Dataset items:
=====
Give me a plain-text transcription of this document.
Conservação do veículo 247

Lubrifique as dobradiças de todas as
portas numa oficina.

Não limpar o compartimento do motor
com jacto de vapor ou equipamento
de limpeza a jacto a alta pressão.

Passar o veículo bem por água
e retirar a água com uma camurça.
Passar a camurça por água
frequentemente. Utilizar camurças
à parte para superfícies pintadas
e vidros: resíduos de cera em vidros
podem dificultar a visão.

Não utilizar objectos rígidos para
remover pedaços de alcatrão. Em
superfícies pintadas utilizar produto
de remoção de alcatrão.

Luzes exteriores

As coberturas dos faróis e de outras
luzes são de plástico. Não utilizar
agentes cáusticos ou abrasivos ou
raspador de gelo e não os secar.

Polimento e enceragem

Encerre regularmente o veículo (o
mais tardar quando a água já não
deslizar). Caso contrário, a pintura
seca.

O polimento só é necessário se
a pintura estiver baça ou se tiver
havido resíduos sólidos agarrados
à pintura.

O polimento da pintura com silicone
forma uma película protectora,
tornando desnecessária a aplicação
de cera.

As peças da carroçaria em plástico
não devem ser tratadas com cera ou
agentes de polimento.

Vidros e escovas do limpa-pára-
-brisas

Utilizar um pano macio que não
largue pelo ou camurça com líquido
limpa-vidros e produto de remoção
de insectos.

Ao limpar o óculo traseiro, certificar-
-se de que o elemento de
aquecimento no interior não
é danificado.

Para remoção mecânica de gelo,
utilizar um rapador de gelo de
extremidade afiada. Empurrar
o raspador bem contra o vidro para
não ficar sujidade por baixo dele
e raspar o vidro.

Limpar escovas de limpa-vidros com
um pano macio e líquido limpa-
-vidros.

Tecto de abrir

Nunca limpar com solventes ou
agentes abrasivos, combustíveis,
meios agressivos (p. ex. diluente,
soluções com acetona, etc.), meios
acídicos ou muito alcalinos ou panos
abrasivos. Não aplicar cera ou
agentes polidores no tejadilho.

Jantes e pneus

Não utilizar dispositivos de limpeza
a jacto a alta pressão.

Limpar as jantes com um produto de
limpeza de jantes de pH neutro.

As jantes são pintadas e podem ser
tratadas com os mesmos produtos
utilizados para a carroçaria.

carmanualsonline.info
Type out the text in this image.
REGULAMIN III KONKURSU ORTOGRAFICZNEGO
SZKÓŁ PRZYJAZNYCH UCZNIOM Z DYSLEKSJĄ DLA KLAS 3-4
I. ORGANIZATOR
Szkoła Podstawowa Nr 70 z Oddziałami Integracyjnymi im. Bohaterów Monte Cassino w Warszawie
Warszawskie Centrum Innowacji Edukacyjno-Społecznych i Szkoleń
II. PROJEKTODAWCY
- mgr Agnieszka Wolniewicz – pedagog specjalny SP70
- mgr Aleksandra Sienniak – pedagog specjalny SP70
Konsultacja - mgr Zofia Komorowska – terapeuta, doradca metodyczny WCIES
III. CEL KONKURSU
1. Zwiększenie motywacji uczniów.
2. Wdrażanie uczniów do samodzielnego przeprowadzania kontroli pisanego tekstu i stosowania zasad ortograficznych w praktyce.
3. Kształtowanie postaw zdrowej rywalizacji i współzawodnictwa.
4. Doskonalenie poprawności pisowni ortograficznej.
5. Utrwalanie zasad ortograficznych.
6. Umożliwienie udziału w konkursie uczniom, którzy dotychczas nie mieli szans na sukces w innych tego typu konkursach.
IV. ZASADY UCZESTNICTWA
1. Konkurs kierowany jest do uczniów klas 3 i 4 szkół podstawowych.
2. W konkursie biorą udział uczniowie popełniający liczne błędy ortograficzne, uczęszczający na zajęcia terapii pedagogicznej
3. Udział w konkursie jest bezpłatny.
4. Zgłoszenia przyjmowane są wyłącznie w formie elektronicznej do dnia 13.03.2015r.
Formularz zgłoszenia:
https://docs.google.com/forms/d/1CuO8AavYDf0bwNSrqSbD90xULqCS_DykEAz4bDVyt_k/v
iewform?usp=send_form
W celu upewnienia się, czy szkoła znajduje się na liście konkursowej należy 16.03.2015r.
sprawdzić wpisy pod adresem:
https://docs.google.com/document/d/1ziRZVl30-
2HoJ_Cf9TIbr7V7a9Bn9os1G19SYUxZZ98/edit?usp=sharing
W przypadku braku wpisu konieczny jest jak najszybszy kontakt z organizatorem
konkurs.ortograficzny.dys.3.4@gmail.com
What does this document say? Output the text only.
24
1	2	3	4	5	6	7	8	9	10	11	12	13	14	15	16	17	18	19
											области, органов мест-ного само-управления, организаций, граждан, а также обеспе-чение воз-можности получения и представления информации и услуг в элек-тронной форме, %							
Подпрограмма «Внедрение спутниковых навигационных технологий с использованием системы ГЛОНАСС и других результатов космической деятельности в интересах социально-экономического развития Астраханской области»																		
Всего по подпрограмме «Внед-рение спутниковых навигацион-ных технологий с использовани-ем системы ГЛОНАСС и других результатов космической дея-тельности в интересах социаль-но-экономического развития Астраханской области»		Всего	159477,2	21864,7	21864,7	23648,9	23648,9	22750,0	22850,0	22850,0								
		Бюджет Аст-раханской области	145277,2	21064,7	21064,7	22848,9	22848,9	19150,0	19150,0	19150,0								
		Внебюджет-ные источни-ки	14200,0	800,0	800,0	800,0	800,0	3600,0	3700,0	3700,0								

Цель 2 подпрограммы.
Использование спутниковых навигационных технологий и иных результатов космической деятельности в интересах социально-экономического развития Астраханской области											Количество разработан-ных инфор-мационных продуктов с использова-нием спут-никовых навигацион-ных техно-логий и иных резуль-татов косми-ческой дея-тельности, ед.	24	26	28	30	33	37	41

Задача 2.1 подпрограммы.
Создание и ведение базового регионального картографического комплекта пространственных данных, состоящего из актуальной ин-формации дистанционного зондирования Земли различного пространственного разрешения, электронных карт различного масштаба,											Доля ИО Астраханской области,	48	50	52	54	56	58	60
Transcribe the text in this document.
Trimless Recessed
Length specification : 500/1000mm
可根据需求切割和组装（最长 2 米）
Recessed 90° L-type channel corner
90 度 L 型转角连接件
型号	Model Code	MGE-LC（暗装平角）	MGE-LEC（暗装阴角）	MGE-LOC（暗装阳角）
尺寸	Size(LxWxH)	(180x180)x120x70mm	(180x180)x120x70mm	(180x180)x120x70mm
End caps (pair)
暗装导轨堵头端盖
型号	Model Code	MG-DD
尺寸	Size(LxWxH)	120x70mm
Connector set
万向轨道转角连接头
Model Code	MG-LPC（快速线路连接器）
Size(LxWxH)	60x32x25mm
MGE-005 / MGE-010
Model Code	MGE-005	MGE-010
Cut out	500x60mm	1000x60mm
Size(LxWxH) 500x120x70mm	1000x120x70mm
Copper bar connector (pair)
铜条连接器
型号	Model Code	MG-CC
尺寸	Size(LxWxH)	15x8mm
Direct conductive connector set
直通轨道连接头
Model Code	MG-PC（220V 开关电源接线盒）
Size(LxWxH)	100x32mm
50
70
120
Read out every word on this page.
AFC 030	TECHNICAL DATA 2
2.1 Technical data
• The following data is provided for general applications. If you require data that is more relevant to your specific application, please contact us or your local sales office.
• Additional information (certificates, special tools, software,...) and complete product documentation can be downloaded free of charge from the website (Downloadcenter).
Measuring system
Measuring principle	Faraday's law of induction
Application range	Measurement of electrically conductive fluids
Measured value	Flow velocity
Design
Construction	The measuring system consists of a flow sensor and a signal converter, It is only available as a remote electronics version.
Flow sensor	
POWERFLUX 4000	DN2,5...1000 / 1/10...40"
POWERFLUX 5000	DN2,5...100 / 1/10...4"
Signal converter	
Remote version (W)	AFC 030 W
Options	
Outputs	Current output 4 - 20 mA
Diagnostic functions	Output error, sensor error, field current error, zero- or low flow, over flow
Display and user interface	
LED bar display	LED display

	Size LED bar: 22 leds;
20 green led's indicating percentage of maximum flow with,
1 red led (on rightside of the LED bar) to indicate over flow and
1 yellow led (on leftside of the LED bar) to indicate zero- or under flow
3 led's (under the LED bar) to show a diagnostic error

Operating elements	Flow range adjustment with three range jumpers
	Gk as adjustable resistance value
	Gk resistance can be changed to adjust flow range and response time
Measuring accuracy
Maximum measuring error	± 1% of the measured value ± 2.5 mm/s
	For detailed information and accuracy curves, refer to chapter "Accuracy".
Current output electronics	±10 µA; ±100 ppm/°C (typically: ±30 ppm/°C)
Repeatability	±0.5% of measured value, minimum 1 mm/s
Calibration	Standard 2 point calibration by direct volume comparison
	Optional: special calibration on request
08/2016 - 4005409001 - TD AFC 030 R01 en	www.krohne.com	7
=====
» DIRECTIONS FOR THIS TASK: How many lines of these entries contain "других"? Answer with the number and nothing else.

» SOLUTION: 2